(Collected data entries)
___
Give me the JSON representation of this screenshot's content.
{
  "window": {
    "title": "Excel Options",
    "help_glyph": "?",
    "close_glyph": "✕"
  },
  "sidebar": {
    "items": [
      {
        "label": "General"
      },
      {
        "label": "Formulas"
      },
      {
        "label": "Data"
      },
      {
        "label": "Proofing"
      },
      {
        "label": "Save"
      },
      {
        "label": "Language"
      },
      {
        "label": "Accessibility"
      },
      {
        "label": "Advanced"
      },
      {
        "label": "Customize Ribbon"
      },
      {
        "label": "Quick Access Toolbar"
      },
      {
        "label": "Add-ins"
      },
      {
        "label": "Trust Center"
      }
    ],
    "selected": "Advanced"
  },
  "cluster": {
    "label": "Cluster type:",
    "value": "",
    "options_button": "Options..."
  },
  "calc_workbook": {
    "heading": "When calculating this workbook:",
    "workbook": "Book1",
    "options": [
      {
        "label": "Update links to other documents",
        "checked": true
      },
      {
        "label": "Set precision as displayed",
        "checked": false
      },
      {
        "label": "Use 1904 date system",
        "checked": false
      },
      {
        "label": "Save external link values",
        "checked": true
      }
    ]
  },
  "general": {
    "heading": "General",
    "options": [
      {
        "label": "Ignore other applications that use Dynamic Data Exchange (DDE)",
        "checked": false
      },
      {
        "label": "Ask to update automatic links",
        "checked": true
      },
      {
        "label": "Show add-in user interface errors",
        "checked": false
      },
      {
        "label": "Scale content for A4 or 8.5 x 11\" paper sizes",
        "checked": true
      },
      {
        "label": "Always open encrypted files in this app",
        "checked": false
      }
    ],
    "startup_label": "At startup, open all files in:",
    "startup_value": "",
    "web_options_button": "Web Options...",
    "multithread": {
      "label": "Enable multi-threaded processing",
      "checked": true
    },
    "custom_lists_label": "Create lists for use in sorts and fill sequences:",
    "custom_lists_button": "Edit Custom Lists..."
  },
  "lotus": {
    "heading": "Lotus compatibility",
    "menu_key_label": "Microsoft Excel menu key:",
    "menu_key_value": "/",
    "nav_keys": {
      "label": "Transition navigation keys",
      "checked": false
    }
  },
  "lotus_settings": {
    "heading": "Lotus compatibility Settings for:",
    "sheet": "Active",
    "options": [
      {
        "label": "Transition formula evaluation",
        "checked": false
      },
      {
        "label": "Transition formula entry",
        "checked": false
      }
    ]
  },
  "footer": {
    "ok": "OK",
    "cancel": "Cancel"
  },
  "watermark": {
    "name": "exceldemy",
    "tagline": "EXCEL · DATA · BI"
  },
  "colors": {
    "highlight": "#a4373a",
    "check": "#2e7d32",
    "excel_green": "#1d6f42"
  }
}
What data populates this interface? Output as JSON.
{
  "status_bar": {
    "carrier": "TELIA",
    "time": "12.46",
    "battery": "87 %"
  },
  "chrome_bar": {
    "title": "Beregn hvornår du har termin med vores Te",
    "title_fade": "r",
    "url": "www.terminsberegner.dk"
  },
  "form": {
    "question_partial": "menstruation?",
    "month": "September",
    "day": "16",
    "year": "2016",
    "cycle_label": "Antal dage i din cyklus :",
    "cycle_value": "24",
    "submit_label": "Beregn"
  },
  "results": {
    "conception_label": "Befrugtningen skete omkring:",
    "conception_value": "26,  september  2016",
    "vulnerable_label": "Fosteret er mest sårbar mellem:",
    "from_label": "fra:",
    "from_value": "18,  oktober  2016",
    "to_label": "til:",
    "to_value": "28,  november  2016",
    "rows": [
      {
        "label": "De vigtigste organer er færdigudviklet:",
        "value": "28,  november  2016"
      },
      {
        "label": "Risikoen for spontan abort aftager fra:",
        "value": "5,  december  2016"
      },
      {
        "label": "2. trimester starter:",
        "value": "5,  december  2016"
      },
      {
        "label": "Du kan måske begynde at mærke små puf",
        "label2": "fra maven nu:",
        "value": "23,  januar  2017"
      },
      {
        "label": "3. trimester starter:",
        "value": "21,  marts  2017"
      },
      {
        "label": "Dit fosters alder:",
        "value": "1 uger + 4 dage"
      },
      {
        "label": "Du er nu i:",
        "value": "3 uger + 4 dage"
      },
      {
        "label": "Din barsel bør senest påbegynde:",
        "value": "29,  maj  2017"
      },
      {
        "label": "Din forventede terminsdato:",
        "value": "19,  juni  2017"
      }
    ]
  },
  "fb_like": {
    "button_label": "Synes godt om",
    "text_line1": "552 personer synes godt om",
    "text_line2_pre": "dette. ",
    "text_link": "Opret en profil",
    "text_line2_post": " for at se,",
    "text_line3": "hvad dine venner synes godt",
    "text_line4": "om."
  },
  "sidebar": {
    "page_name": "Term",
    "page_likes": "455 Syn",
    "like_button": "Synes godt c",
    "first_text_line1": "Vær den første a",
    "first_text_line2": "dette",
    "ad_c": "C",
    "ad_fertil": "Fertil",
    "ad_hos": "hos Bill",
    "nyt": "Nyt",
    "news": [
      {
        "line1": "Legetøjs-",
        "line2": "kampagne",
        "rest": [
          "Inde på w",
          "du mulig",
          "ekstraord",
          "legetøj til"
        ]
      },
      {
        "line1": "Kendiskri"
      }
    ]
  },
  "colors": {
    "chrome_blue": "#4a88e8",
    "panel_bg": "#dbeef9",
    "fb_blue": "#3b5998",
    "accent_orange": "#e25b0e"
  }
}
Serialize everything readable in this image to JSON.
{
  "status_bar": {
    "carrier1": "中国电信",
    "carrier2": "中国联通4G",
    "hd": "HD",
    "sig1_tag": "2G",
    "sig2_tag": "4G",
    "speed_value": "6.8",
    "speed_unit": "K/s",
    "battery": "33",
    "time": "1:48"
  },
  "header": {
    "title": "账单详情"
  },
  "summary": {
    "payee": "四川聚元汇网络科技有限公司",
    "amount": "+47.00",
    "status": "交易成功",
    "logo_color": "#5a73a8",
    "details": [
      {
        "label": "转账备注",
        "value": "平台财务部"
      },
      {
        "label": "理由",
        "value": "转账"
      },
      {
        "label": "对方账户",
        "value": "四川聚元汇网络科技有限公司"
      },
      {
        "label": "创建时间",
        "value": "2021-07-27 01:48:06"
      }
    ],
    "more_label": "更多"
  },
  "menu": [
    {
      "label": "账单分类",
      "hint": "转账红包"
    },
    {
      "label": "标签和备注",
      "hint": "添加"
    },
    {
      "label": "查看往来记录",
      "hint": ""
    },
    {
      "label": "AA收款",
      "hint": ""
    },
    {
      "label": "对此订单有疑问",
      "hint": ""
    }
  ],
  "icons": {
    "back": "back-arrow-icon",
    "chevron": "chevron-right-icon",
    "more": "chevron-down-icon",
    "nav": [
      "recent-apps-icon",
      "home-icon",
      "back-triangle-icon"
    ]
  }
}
___
Reproduce the complete data exactly as presented above.

Give me the JSON representation of this screenshot's content.
{
  "window": {
    "title": "Excel Options",
    "help_glyph": "?",
    "close_glyph": "✕"
  },
  "sidebar": {
    "items": [
      {
        "label": "General"
      },
      {
        "label": "Formulas"
      },
      {
        "label": "Data"
      },
      {
        "label": "Proofing"
      },
      {
        "label": "Save"
      },
      {
        "label": "Language"
      },
      {
        "label": "Accessibility"
      },
      {
        "label": "Advanced"
      },
      {
        "label": "Customize Ribbon"
      },
      {
        "label": "Quick Access Toolbar"
      },
      {
        "label": "Add-ins"
      },
      {
        "label": "Trust Center"
      }
    ],
    "selected": "Advanced"
  },
  "cluster": {
    "label": "Cluster type:",
    "value": "",
    "options_button": "Options..."
  },
  "calc_workbook": {
    "heading": "When calculating this workbook:",
    "workbook": "Book1",
    "options": [
      {
        "label": "Update links to other documents",
        "checked": true
      },
      {
        "label": "Set precision as displayed",
        "checked": false
      },
      {
        "label": "Use 1904 date system",
        "checked": false
      },
      {
        "label": "Save external link values",
        "checked": true
      }
    ]
  },
  "general": {
    "heading": "General",
    "options": [
      {
        "label": "Ignore other applications that use Dynamic Data Exchange (DDE)",
        "checked": false
      },
      {
        "label": "Ask to update automatic links",
        "checked": true
      },
      {
        "label": "Show add-in user interface errors",
        "checked": false
      },
      {
        "label": "Scale content for A4 or 8.5 x 11\" paper sizes",
        "checked": true
      },
      {
        "label": "Always open encrypted files in this app",
        "checked": false
      }
    ],
    "startup_label": "At startup, open all files in:",
    "startup_value": "",
    "web_options_button": "Web Options...",
    "multithread": {
      "label": "Enable multi-threaded processing",
      "checked": true
    },
    "custom_lists_label": "Create lists for use in sorts and fill sequences:",
    "custom_lists_button": "Edit Custom Lists..."
  },
  "lotus": {
    "heading": "Lotus compatibility",
    "menu_key_label": "Microsoft Excel menu key:",
    "menu_key_value": "/",
    "nav_keys": {
      "label": "Transition navigation keys",
      "checked": false
    }
  },
  "lotus_settings": {
    "heading": "Lotus compatibility Settings for:",
    "sheet": "Active",
    "options": [
      {
        "label": "Transition formula evaluation",
        "checked": false
      },
      {
        "label": "Transition formula entry",
        "checked": false
      }
    ]
  },
  "footer": {
    "ok": "OK",
    "cancel": "Cancel"
  },
  "watermark": {
    "name": "exceldemy",
    "tagline": "EXCEL · DATA · BI"
  },
  "colors": {
    "highlight": "#a4373a",
    "check": "#2e7d32",
    "excel_green": "#1d6f42"
  }
}
What data populates this interface? Output as JSON.
{
  "status_bar": {
    "carrier": "TELIA",
    "time": "12.46",
    "battery": "87 %"
  },
  "chrome_bar": {
    "title": "Beregn hvornår du har termin med vores Te",
    "title_fade": "r",
    "url": "www.terminsberegner.dk"
  },
  "form": {
    "question_partial": "menstruation?",
    "month": "September",
    "day": "16",
    "year": "2016",
    "cycle_label": "Antal dage i din cyklus :",
    "cycle_value": "24",
    "submit_label": "Beregn"
  },
  "results": {
    "conception_label": "Befrugtningen skete omkring:",
    "conception_value": "26,  september  2016",
    "vulnerable_label": "Fosteret er mest sårbar mellem:",
    "from_label": "fra:",
    "from_value": "18,  oktober  2016",
    "to_label": "til:",
    "to_value": "28,  november  2016",
    "rows": [
      {
        "label": "De vigtigste organer er færdigudviklet:",
        "value": "28,  november  2016"
      },
      {
        "label": "Risikoen for spontan abort aftager fra:",
        "value": "5,  december  2016"
      },
      {
        "label": "2. trimester starter:",
        "value": "5,  december  2016"
      },
      {
        "label": "Du kan måske begynde at mærke små puf",
        "label2": "fra maven nu:",
        "value": "23,  januar  2017"
      },
      {
        "label": "3. trimester starter:",
        "value": "21,  marts  2017"
      },
      {
        "label": "Dit fosters alder:",
        "value": "1 uger + 4 dage"
      },
      {
        "label": "Du er nu i:",
        "value": "3 uger + 4 dage"
      },
      {
        "label": "Din barsel bør senest påbegynde:",
        "value": "29,  maj  2017"
      },
      {
        "label": "Din forventede terminsdato:",
        "value": "19,  juni  2017"
      }
    ]
  },
  "fb_like": {
    "button_label": "Synes godt om",
    "text_line1": "552 personer synes godt om",
    "text_line2_pre": "dette. ",
    "text_link": "Opret en profil",
    "text_line2_post": " for at se,",
    "text_line3": "hvad dine venner synes godt",
    "text_line4": "om."
  },
  "sidebar": {
    "page_name": "Term",
    "page_likes": "455 Syn",
    "like_button": "Synes godt c",
    "first_text_line1": "Vær den første a",
    "first_text_line2": "dette",
    "ad_c": "C",
    "ad_fertil": "Fertil",
    "ad_hos": "hos Bill",
    "nyt": "Nyt",
    "news": [
      {
        "line1": "Legetøjs-",
        "line2": "kampagne",
        "rest": [
          "Inde på w",
          "du mulig",
          "ekstraord",
          "legetøj til"
        ]
      },
      {
        "line1": "Kendiskri"
      }
    ]
  },
  "colors": {
    "chrome_blue": "#4a88e8",
    "panel_bg": "#dbeef9",
    "fb_blue": "#3b5998",
    "accent_orange": "#e25b0e"
  }
}
Serialize everything readable in this image to JSON.
{
  "status_bar": {
    "carrier1": "中国电信",
    "carrier2": "中国联通4G",
    "hd": "HD",
    "sig1_tag": "2G",
    "sig2_tag": "4G",
    "speed_value": "6.8",
    "speed_unit": "K/s",
    "battery": "33",
    "time": "1:48"
  },
  "header": {
    "title": "账单详情"
  },
  "summary": {
    "payee": "四川聚元汇网络科技有限公司",
    "amount": "+47.00",
    "status": "交易成功",
    "logo_color": "#5a73a8",
    "details": [
      {
        "label": "转账备注",
        "value": "平台财务部"
      },
      {
        "label": "理由",
        "value": "转账"
      },
      {
        "label": "对方账户",
        "value": "四川聚元汇网络科技有限公司"
      },
      {
        "label": "创建时间",
        "value": "2021-07-27 01:48:06"
      }
    ],
    "more_label": "更多"
  },
  "menu": [
    {
      "label": "账单分类",
      "hint": "转账红包"
    },
    {
      "label": "标签和备注",
      "hint": "添加"
    },
    {
      "label": "查看往来记录",
      "hint": ""
    },
    {
      "label": "AA收款",
      "hint": ""
    },
    {
      "label": "对此订单有疑问",
      "hint": ""
    }
  ],
  "icons": {
    "back": "back-arrow-icon",
    "chevron": "chevron-right-icon",
    "more": "chevron-down-icon",
    "nav": [
      "recent-apps-icon",
      "home-icon",
      "back-triangle-icon"
    ]
  }
}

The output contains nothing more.